▸ **Set task**: Set down each entry from the block beneath, exactly as written.

------------------------------------------------

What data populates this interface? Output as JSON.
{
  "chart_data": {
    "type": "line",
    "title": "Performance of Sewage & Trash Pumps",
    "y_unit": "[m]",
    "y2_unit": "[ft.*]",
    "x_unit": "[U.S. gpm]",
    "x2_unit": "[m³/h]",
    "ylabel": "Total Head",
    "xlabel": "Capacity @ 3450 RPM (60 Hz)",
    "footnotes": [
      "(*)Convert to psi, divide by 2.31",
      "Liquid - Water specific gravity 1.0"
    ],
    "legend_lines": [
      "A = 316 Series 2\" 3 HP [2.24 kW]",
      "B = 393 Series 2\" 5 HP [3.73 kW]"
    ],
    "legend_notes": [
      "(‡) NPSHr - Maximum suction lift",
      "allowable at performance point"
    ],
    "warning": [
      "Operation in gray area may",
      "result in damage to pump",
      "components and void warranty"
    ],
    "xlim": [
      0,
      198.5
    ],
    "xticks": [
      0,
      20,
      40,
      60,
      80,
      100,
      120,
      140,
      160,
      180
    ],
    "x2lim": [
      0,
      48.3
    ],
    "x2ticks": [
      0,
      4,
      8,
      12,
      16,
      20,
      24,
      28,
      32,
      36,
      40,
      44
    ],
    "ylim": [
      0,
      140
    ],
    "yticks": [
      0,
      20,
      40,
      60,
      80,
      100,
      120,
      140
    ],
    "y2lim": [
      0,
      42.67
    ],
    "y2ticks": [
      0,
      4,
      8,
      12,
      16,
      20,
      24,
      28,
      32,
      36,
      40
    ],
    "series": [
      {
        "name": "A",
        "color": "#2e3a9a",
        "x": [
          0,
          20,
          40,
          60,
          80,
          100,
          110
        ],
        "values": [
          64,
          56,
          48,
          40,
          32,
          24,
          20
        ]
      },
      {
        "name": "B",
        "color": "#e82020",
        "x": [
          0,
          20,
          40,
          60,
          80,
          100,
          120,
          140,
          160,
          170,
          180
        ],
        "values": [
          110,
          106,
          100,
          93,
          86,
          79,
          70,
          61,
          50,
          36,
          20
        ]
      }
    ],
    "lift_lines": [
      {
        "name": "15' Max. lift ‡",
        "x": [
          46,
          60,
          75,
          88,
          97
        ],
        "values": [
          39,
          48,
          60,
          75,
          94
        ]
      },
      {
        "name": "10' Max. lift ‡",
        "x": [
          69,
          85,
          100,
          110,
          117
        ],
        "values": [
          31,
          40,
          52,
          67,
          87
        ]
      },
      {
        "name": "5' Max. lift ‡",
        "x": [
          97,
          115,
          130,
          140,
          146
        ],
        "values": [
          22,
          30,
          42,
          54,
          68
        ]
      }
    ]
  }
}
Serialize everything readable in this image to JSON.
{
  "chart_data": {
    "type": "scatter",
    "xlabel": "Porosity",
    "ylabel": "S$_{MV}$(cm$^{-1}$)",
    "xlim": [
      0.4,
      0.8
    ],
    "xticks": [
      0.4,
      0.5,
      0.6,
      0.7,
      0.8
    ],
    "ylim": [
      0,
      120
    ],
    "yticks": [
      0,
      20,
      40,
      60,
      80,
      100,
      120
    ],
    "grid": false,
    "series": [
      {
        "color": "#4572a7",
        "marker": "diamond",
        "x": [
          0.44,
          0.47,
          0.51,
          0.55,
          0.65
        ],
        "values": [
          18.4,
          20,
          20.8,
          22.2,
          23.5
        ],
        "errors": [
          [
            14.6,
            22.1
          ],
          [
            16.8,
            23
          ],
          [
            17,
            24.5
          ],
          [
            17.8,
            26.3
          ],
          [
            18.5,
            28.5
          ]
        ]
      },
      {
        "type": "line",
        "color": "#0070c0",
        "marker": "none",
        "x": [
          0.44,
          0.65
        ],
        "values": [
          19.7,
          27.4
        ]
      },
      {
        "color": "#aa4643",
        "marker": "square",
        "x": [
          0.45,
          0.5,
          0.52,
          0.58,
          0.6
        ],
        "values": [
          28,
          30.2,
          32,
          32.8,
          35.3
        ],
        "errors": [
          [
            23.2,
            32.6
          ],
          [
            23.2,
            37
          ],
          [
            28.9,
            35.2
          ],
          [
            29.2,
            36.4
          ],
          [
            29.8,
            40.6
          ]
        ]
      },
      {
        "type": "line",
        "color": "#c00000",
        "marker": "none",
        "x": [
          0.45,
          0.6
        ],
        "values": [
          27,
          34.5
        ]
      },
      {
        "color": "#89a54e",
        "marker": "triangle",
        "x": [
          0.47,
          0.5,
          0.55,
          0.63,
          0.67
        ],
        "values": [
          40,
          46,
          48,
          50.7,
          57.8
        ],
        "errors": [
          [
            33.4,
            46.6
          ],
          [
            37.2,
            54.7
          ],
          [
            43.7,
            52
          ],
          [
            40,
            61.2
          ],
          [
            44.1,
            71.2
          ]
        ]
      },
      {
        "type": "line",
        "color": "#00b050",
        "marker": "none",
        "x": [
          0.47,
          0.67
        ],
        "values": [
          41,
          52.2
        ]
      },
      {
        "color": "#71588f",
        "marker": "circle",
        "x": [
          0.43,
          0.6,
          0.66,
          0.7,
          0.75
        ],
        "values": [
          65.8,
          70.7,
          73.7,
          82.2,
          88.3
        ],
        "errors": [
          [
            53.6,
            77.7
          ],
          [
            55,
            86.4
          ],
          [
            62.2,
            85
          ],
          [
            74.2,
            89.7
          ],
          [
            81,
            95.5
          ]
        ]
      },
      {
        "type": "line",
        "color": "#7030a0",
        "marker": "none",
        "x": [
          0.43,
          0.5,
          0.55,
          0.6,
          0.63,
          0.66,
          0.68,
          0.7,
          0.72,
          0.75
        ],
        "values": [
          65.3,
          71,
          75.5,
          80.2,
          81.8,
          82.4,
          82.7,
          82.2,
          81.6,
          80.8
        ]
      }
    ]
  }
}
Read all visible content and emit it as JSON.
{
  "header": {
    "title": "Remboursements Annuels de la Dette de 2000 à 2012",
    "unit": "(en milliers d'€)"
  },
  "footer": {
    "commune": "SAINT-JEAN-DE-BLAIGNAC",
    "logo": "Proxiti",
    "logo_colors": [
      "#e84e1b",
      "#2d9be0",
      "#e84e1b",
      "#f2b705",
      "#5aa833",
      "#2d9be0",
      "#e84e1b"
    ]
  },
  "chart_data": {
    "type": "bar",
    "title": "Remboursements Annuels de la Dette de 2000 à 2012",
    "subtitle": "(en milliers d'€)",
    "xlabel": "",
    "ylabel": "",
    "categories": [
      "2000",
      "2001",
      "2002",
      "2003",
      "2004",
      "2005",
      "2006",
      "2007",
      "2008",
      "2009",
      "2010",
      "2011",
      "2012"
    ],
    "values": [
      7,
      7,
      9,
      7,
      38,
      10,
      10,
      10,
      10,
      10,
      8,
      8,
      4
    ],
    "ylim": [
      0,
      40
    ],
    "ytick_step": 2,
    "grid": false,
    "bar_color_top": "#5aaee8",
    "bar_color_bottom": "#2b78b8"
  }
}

------------------------------------------------

▸ **Problem solution**:
What data populates this interface? Output as JSON.
{
  "chart_data": {
    "type": "line",
    "title": "Performance of Sewage & Trash Pumps",
    "y_unit": "[m]",
    "y2_unit": "[ft.*]",
    "x_unit": "[U.S. gpm]",
    "x2_unit": "[m³/h]",
    "ylabel": "Total Head",
    "xlabel": "Capacity @ 3450 RPM (60 Hz)",
    "footnotes": [
      "(*)Convert to psi, divide by 2.31",
      "Liquid - Water specific gravity 1.0"
    ],
    "legend_lines": [
      "A = 316 Series 2\" 3 HP [2.24 kW]",
      "B = 393 Series 2\" 5 HP [3.73 kW]"
    ],
    "legend_notes": [
      "(‡) NPSHr - Maximum suction lift",
      "allowable at performance point"
    ],
    "warning": [
      "Operation in gray area may",
      "result in damage to pump",
      "components and void warranty"
    ],
    "xlim": [
      0,
      198.5
    ],
    "xticks": [
      0,
      20,
      40,
      60,
      80,
      100,
      120,
      140,
      160,
      180
    ],
    "x2lim": [
      0,
      48.3
    ],
    "x2ticks": [
      0,
      4,
      8,
      12,
      16,
      20,
      24,
      28,
      32,
      36,
      40,
      44
    ],
    "ylim": [
      0,
      140
    ],
    "yticks": [
      0,
      20,
      40,
      60,
      80,
      100,
      120,
      140
    ],
    "y2lim": [
      0,
      42.67
    ],
    "y2ticks": [
      0,
      4,
      8,
      12,
      16,
      20,
      24,
      28,
      32,
      36,
      40
    ],
    "series": [
      {
        "name": "A",
        "color": "#2e3a9a",
        "x": [
          0,
          20,
          40,
          60,
          80,
          100,
          110
        ],
        "values": [
          64,
          56,
          48,
          40,
          32,
          24,
          20
        ]
      },
      {
        "name": "B",
        "color": "#e82020",
        "x": [
          0,
          20,
          40,
          60,
          80,
          100,
          120,
          140,
          160,
          170,
          180
        ],
        "values": [
          110,
          106,
          100,
          93,
          86,
          79,
          70,
          61,
          50,
          36,
          20
        ]
      }
    ],
    "lift_lines": [
      {
        "name": "15' Max. lift ‡",
        "x": [
          46,
          60,
          75,
          88,
          97
        ],
        "values": [
          39,
          48,
          60,
          75,
          94
        ]
      },
      {
        "name": "10' Max. lift ‡",
        "x": [
          69,
          85,
          100,
          110,
          117
        ],
        "values": [
          31,
          40,
          52,
          67,
          87
        ]
      },
      {
        "name": "5' Max. lift ‡",
        "x": [
          97,
          115,
          130,
          140,
          146
        ],
        "values": [
          22,
          30,
          42,
          54,
          68
        ]
      }
    ]
  }
}
Serialize everything readable in this image to JSON.
{
  "chart_data": {
    "type": "scatter",
    "xlabel": "Porosity",
    "ylabel": "S$_{MV}$(cm$^{-1}$)",
    "xlim": [
      0.4,
      0.8
    ],
    "xticks": [
      0.4,
      0.5,
      0.6,
      0.7,
      0.8
    ],
    "ylim": [
      0,
      120
    ],
    "yticks": [
      0,
      20,
      40,
      60,
      80,
      100,
      120
    ],
    "grid": false,
    "series": [
      {
        "color": "#4572a7",
        "marker": "diamond",
        "x": [
          0.44,
          0.47,
          0.51,
          0.55,
          0.65
        ],
        "values": [
          18.4,
          20,
          20.8,
          22.2,
          23.5
        ],
        "errors": [
          [
            14.6,
            22.1
          ],
          [
            16.8,
            23
          ],
          [
            17,
            24.5
          ],
          [
            17.8,
            26.3
          ],
          [
            18.5,
            28.5
          ]
        ]
      },
      {
        "type": "line",
        "color": "#0070c0",
        "marker": "none",
        "x": [
          0.44,
          0.65
        ],
        "values": [
          19.7,
          27.4
        ]
      },
      {
        "color": "#aa4643",
        "marker": "square",
        "x": [
          0.45,
          0.5,
          0.52,
          0.58,
          0.6
        ],
        "values": [
          28,
          30.2,
          32,
          32.8,
          35.3
        ],
        "errors": [
          [
            23.2,
            32.6
          ],
          [
            23.2,
            37
          ],
          [
            28.9,
            35.2
          ],
          [
            29.2,
            36.4
          ],
          [
            29.8,
            40.6
          ]
        ]
      },
      {
        "type": "line",
        "color": "#c00000",
        "marker": "none",
        "x": [
          0.45,
          0.6
        ],
        "values": [
          27,
          34.5
        ]
      },
      {
        "color": "#89a54e",
        "marker": "triangle",
        "x": [
          0.47,
          0.5,
          0.55,
          0.63,
          0.67
        ],
        "values": [
          40,
          46,
          48,
          50.7,
          57.8
        ],
        "errors": [
          [
            33.4,
            46.6
          ],
          [
            37.2,
            54.7
          ],
          [
            43.7,
            52
          ],
          [
            40,
            61.2
          ],
          [
            44.1,
            71.2
          ]
        ]
      },
      {
        "type": "line",
        "color": "#00b050",
        "marker": "none",
        "x": [
          0.47,
          0.67
        ],
        "values": [
          41,
          52.2
        ]
      },
      {
        "color": "#71588f",
        "marker": "circle",
        "x": [
          0.43,
          0.6,
          0.66,
          0.7,
          0.75
        ],
        "values": [
          65.8,
          70.7,
          73.7,
          82.2,
          88.3
        ],
        "errors": [
          [
            53.6,
            77.7
          ],
          [
            55,
            86.4
          ],
          [
            62.2,
            85
          ],
          [
            74.2,
            89.7
          ],
          [
            81,
            95.5
          ]
        ]
      },
      {
        "type": "line",
        "color": "#7030a0",
        "marker": "none",
        "x": [
          0.43,
          0.5,
          0.55,
          0.6,
          0.63,
          0.66,
          0.68,
          0.7,
          0.72,
          0.75
        ],
        "values": [
          65.3,
          71,
          75.5,
          80.2,
          81.8,
          82.4,
          82.7,
          82.2,
          81.6,
          80.8
        ]
      }
    ]
  }
}
Read all visible content and emit it as JSON.
{
  "header": {
    "title": "Remboursements Annuels de la Dette de 2000 à 2012",
    "unit": "(en milliers d'€)"
  },
  "footer": {
    "commune": "SAINT-JEAN-DE-BLAIGNAC",
    "logo": "Proxiti",
    "logo_colors": [
      "#e84e1b",
      "#2d9be0",
      "#e84e1b",
      "#f2b705",
      "#5aa833",
      "#2d9be0",
      "#e84e1b"
    ]
  },
  "chart_data": {
    "type": "bar",
    "title": "Remboursements Annuels de la Dette de 2000 à 2012",
    "subtitle": "(en milliers d'€)",
    "xlabel": "",
    "ylabel": "",
    "categories": [
      "2000",
      "2001",
      "2002",
      "2003",
      "2004",
      "2005",
      "2006",
      "2007",
      "2008",
      "2009",
      "2010",
      "2011",
      "2012"
    ],
    "values": [
      7,
      7,
      9,
      7,
      38,
      10,
      10,
      10,
      10,
      10,
      8,
      8,
      4
    ],
    "ylim": [
      0,
      40
    ],
    "ytick_step": 2,
    "grid": false,
    "bar_color_top": "#5aaee8",
    "bar_color_bottom": "#2b78b8"
  }
}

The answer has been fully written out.